--- START Information given ---
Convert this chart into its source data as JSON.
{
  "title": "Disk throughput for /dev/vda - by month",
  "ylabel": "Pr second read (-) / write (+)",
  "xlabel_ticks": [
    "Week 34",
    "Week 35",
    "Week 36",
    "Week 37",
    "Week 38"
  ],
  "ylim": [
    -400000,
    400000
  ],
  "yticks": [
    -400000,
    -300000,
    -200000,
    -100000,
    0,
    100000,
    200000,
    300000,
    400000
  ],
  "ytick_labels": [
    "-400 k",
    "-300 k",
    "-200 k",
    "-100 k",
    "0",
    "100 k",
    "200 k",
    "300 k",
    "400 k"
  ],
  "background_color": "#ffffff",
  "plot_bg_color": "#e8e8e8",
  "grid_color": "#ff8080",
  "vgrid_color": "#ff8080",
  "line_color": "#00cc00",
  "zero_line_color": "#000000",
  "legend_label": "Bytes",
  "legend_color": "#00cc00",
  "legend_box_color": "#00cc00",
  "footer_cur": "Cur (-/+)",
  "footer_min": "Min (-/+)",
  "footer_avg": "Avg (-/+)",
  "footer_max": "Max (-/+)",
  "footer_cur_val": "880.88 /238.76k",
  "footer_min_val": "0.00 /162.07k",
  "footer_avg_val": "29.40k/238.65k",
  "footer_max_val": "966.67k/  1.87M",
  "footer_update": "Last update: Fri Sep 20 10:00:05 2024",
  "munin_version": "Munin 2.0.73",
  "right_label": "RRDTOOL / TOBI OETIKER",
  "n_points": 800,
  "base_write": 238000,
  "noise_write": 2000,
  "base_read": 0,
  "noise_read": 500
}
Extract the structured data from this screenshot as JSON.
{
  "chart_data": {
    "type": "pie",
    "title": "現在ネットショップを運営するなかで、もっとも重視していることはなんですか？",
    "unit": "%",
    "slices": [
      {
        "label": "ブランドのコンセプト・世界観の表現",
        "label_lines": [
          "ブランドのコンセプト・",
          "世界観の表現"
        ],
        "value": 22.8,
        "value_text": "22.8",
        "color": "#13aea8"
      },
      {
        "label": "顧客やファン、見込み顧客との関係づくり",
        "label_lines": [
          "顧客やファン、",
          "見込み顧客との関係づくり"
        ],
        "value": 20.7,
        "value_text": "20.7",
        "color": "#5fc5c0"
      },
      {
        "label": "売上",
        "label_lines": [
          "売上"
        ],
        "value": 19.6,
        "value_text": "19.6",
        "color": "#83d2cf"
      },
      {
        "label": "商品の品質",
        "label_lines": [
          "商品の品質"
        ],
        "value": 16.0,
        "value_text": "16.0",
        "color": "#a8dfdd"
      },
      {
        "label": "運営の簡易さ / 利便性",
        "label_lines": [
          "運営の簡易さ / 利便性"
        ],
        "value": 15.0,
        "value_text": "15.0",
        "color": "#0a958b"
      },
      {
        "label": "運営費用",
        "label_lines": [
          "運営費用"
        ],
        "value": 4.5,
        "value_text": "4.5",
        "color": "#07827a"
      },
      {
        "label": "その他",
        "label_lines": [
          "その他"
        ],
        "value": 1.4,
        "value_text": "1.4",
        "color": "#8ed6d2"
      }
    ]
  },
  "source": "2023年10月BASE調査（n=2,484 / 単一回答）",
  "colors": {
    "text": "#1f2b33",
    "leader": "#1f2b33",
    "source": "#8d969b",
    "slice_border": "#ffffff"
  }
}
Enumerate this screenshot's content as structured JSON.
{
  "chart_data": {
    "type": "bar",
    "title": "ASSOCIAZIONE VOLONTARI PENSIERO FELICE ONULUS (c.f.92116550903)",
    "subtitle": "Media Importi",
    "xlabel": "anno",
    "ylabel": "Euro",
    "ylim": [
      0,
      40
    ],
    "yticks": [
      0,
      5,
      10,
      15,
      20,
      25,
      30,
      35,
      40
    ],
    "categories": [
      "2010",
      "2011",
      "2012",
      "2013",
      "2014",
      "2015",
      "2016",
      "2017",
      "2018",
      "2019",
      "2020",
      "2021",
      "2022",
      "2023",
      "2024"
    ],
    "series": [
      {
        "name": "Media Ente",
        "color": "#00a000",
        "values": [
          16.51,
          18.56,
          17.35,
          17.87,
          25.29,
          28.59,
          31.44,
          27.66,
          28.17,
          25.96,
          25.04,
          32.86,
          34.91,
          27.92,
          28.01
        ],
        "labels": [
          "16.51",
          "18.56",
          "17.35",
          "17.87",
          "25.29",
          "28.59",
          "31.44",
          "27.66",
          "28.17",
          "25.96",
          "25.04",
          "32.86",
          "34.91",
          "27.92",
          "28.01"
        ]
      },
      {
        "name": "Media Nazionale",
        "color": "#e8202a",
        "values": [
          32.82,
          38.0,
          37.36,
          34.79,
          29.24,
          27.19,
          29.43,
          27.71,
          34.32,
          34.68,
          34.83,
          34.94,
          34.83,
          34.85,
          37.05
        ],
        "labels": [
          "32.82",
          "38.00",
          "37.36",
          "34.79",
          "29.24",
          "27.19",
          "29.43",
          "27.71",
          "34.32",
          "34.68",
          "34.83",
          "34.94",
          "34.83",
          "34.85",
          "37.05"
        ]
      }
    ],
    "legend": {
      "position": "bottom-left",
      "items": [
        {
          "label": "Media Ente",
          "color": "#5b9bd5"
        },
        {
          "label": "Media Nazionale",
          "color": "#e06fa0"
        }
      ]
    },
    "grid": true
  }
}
--- END Information given ---
◆ Challenge
Show the lines of the material that contain the word "screenshot".

◆ Exercise output
Extract the structured data from this screenshot as JSON.
Enumerate this screenshot's content as structured JSON.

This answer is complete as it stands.